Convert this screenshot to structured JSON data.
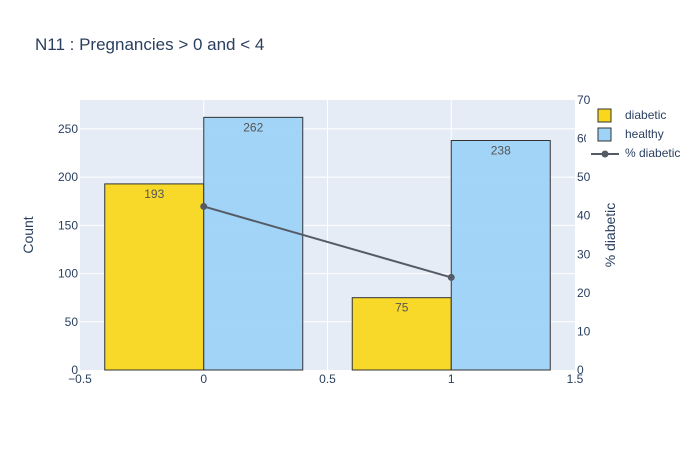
{
  "chart_data": {
    "type": "bar",
    "title": "N11 : Pregnancies > 0 and < 4",
    "x": [
      0,
      1
    ],
    "xlim": [
      -0.5,
      1.5
    ],
    "x_ticks": [
      -0.5,
      0,
      0.5,
      1,
      1.5
    ],
    "x_tick_labels": [
      "−0.5",
      "0",
      "0.5",
      "1",
      "1.5"
    ],
    "ylabel": "Count",
    "ylim": [
      0,
      280
    ],
    "y_ticks": [
      0,
      50,
      100,
      150,
      200,
      250
    ],
    "y2label": "% diabetic",
    "y2lim": [
      0,
      70
    ],
    "y2_ticks": [
      0,
      10,
      20,
      30,
      40,
      50,
      60,
      70
    ],
    "grid": true,
    "legend_position": "top-right",
    "series": [
      {
        "name": "diabetic",
        "type": "bar",
        "axis": "y",
        "values": [
          193,
          75
        ],
        "labels": [
          "193",
          "75"
        ],
        "color": "#f9d71c"
      },
      {
        "name": "healthy",
        "type": "bar",
        "axis": "y",
        "values": [
          262,
          238
        ],
        "labels": [
          "262",
          "238"
        ],
        "color": "#9dd3f7"
      },
      {
        "name": "% diabetic",
        "type": "line",
        "axis": "y2",
        "values": [
          42.4,
          24.0
        ],
        "color": "#555b66"
      }
    ]
  }
}
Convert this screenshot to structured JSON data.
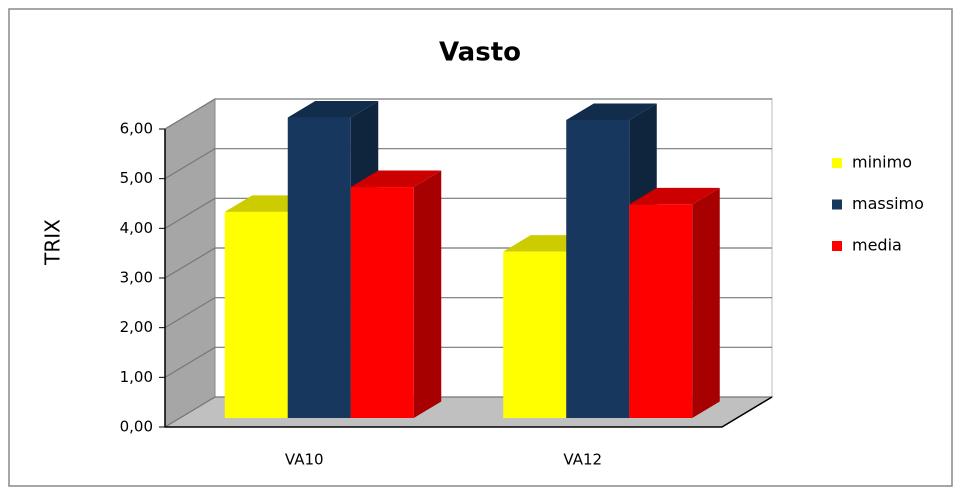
{
  "chart_data": {
    "type": "bar3d",
    "title": "Vasto",
    "y_label": "TRIX",
    "categories": [
      "VA10",
      "VA12"
    ],
    "series": [
      {
        "name": "minimo",
        "color": "#ffff00",
        "values": [
          4.15,
          3.35
        ]
      },
      {
        "name": "massimo",
        "color": "#17375e",
        "values": [
          6.05,
          6.0
        ]
      },
      {
        "name": "media",
        "color": "#ff0000",
        "values": [
          4.65,
          4.3
        ]
      }
    ],
    "ylim": [
      0,
      6
    ],
    "yticks": [
      {
        "value": 0,
        "label": "0,00"
      },
      {
        "value": 1,
        "label": "1,00"
      },
      {
        "value": 2,
        "label": "2,00"
      },
      {
        "value": 3,
        "label": "3,00"
      },
      {
        "value": 4,
        "label": "4,00"
      },
      {
        "value": 5,
        "label": "5,00"
      },
      {
        "value": 6,
        "label": "6,00"
      }
    ],
    "grid": true,
    "legend": "right"
  }
}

_STATED GOAL_: Skip the pictures, then retype every line above exactly.

_FINISHED TASK_:
Convert this screenshot to structured JSON data.
{
  "chart_data": {
    "type": "bar",
    "title": "N11 : Pregnancies > 0 and < 4",
    "x": [
      0,
      1
    ],
    "xlim": [
      -0.5,
      1.5
    ],
    "x_ticks": [
      -0.5,
      0,
      0.5,
      1,
      1.5
    ],
    "x_tick_labels": [
      "−0.5",
      "0",
      "0.5",
      "1",
      "1.5"
    ],
    "ylabel": "Count",
    "ylim": [
      0,
      280
    ],
    "y_ticks": [
      0,
      50,
      100,
      150,
      200,
      250
    ],
    "y2label": "% diabetic",
    "y2lim": [
      0,
      70
    ],
    "y2_ticks": [
      0,
      10,
      20,
      30,
      40,
      50,
      60,
      70
    ],
    "grid": true,
    "legend_position": "top-right",
    "series": [
      {
        "name": "diabetic",
        "type": "bar",
        "axis": "y",
        "values": [
          193,
          75
        ],
        "labels": [
          "193",
          "75"
        ],
        "color": "#f9d71c"
      },
      {
        "name": "healthy",
        "type": "bar",
        "axis": "y",
        "values": [
          262,
          238
        ],
        "labels": [
          "262",
          "238"
        ],
        "color": "#9dd3f7"
      },
      {
        "name": "% diabetic",
        "type": "line",
        "axis": "y2",
        "values": [
          42.4,
          24.0
        ],
        "color": "#555b66"
      }
    ]
  }
}
Convert this screenshot to structured JSON data.
{
  "chart_data": {
    "type": "bar3d",
    "title": "Vasto",
    "y_label": "TRIX",
    "categories": [
      "VA10",
      "VA12"
    ],
    "series": [
      {
        "name": "minimo",
        "color": "#ffff00",
        "values": [
          4.15,
          3.35
        ]
      },
      {
        "name": "massimo",
        "color": "#17375e",
        "values": [
          6.05,
          6.0
        ]
      },
      {
        "name": "media",
        "color": "#ff0000",
        "values": [
          4.65,
          4.3
        ]
      }
    ],
    "ylim": [
      0,
      6
    ],
    "yticks": [
      {
        "value": 0,
        "label": "0,00"
      },
      {
        "value": 1,
        "label": "1,00"
      },
      {
        "value": 2,
        "label": "2,00"
      },
      {
        "value": 3,
        "label": "3,00"
      },
      {
        "value": 4,
        "label": "4,00"
      },
      {
        "value": 5,
        "label": "5,00"
      },
      {
        "value": 6,
        "label": "6,00"
      }
    ],
    "grid": true,
    "legend": "right"
  }
}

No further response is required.